- Work to do -
Each line below that contains "Single" counts once; report the total and nothing more.

- Input records -
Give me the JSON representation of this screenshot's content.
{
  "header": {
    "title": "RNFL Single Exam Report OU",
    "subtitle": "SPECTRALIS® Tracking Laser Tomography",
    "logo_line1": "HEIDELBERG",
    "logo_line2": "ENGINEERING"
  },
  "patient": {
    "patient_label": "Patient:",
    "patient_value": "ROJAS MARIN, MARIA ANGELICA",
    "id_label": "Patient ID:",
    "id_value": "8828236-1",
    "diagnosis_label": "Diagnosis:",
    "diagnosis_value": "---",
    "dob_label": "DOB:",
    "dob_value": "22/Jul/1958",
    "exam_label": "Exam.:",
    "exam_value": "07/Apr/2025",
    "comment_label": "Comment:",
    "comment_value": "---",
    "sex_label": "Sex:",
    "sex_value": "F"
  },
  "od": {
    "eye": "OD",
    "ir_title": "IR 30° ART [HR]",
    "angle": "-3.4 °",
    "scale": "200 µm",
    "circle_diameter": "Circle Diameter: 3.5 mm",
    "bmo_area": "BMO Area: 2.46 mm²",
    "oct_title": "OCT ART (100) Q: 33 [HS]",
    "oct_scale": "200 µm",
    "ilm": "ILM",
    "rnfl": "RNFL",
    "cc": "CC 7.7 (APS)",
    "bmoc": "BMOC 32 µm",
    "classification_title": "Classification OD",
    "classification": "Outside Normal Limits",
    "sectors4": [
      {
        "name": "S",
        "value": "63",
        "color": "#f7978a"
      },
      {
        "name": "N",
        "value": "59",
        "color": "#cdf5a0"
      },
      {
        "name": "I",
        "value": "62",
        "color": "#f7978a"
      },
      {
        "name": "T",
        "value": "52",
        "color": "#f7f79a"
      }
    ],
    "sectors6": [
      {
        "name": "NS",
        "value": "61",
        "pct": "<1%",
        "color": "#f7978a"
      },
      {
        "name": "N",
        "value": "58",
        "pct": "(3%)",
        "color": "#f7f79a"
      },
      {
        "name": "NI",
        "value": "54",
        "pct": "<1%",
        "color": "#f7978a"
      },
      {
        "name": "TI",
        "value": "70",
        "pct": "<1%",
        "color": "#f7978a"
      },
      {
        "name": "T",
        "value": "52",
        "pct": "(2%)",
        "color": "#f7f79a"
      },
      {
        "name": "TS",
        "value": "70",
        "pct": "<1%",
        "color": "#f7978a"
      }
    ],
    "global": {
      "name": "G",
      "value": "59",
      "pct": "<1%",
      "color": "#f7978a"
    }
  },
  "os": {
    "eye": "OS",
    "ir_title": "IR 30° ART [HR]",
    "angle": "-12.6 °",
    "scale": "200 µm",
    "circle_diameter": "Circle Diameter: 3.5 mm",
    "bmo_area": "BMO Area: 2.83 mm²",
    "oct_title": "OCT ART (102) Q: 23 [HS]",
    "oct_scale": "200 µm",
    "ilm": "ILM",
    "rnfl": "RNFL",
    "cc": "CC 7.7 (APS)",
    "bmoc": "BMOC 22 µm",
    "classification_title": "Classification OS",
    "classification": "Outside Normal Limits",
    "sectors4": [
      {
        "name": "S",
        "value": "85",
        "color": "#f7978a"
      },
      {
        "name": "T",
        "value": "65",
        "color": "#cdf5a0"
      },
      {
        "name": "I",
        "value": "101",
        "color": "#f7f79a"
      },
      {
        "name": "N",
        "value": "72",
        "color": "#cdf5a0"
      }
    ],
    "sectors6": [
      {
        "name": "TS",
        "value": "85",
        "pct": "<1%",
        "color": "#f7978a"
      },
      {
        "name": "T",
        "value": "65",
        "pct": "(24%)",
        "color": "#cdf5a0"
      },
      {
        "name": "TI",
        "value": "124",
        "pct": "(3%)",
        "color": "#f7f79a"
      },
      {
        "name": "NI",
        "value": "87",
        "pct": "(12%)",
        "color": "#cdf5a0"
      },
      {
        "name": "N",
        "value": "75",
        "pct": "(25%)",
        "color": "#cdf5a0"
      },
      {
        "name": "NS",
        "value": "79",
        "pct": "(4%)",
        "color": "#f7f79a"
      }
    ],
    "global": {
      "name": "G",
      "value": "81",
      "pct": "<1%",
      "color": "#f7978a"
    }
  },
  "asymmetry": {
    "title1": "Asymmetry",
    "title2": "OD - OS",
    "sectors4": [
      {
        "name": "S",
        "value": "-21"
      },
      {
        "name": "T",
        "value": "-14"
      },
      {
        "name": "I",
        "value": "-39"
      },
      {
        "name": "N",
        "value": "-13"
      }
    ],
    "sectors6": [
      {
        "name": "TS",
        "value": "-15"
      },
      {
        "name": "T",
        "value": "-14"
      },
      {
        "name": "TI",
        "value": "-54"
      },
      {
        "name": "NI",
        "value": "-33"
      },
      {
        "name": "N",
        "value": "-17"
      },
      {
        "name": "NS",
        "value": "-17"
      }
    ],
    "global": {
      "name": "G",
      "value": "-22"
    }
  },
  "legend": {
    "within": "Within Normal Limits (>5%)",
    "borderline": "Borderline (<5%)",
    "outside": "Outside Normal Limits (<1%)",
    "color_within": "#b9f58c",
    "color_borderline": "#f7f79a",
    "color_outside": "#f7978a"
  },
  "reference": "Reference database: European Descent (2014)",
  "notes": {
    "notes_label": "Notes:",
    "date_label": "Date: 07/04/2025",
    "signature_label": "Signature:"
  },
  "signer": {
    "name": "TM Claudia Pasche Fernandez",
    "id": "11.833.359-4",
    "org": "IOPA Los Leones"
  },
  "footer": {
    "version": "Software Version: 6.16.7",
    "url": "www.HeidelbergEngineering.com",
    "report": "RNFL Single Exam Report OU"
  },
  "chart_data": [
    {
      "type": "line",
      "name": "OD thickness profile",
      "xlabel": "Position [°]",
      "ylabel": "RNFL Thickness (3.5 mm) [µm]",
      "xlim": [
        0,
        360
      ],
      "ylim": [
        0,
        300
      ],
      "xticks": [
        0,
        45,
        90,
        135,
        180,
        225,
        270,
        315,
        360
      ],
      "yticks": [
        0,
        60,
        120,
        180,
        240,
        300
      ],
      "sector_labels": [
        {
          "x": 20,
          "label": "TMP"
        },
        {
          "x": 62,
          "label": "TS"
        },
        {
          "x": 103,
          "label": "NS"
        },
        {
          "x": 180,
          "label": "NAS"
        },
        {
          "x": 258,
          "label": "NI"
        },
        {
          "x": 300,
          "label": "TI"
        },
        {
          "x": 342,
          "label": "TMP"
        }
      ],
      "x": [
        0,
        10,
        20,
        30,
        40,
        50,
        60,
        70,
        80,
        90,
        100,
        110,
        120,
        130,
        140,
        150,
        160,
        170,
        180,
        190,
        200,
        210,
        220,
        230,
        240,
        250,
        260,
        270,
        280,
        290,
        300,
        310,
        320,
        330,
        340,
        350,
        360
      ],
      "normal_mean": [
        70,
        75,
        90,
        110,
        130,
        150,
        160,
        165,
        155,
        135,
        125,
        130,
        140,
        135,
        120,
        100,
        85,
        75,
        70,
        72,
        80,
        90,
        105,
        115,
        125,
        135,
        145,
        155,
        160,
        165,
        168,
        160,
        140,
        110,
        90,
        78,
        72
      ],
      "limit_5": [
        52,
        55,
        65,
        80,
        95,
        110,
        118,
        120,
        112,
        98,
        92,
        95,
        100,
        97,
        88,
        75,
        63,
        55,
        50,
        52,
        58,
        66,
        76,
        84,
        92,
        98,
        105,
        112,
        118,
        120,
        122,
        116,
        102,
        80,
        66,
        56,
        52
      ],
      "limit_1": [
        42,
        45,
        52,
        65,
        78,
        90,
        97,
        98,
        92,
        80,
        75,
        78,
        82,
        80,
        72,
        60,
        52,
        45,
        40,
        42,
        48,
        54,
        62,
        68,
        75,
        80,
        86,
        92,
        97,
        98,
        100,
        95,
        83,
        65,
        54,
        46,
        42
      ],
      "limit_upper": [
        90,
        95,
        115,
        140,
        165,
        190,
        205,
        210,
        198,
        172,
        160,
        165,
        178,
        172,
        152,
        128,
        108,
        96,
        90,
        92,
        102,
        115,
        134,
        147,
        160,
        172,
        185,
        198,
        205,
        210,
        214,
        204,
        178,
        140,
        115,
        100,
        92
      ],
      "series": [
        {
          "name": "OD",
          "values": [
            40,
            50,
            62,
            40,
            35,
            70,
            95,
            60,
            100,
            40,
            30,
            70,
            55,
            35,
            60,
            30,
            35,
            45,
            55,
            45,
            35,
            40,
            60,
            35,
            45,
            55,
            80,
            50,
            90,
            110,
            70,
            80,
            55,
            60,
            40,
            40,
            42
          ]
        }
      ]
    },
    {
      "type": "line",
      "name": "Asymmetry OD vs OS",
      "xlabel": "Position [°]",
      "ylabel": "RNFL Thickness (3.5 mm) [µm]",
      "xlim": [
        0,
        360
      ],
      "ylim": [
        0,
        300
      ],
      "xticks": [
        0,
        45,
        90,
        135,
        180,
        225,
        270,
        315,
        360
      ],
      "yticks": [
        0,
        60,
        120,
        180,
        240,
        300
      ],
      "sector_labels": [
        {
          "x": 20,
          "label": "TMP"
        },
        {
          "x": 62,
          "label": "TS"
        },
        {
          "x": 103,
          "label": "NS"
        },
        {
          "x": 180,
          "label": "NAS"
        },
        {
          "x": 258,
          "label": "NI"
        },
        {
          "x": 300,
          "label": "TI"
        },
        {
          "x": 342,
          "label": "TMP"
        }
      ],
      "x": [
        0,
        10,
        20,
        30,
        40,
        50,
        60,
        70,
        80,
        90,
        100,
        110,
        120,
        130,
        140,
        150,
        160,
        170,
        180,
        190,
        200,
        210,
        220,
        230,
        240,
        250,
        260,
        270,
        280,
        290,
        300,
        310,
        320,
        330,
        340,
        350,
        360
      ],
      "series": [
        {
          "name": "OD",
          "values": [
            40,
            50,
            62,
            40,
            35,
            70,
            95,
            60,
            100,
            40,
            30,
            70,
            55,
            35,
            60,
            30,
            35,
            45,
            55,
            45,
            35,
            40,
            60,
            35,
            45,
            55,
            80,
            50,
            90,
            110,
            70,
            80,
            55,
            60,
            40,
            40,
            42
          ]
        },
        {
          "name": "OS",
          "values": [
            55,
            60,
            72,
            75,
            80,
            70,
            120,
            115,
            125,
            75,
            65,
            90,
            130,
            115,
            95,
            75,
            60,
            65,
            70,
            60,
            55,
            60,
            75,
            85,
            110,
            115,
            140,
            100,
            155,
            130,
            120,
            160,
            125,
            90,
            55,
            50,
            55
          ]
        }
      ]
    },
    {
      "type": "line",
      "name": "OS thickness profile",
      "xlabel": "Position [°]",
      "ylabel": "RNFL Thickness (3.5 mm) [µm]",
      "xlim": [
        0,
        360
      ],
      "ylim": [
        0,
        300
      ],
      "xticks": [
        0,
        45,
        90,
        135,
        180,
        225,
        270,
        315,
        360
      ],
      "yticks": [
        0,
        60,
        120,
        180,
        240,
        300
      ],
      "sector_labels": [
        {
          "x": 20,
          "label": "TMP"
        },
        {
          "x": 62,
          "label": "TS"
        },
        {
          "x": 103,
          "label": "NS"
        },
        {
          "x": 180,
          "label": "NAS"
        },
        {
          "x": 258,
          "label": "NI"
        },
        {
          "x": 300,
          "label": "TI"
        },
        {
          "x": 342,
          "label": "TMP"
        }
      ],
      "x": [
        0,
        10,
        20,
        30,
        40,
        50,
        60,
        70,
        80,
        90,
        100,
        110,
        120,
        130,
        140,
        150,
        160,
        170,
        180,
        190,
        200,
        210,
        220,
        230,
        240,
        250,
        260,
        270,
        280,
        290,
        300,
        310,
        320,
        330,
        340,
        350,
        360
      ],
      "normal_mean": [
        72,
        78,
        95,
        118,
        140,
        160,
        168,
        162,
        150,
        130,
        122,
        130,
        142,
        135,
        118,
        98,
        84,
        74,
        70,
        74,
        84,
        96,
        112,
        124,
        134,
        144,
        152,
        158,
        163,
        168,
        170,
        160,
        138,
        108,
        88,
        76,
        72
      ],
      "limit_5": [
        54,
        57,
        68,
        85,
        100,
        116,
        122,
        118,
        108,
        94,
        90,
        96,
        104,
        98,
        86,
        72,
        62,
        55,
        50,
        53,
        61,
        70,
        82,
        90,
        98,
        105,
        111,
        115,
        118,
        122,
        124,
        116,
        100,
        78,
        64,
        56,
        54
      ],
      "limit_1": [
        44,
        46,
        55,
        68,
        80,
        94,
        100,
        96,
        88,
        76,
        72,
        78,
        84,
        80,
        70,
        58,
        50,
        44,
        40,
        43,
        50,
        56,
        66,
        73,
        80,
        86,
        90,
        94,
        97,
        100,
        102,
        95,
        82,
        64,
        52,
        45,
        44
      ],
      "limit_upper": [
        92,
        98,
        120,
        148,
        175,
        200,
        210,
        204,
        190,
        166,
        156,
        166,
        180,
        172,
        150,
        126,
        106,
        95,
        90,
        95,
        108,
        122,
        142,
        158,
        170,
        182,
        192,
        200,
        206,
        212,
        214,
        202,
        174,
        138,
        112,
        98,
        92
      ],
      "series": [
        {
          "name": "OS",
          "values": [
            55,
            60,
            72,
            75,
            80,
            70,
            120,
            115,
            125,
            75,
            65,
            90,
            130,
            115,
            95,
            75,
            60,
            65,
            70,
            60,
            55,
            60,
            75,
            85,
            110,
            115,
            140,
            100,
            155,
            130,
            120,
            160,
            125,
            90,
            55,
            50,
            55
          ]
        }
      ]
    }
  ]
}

- Answer to the exercise -
2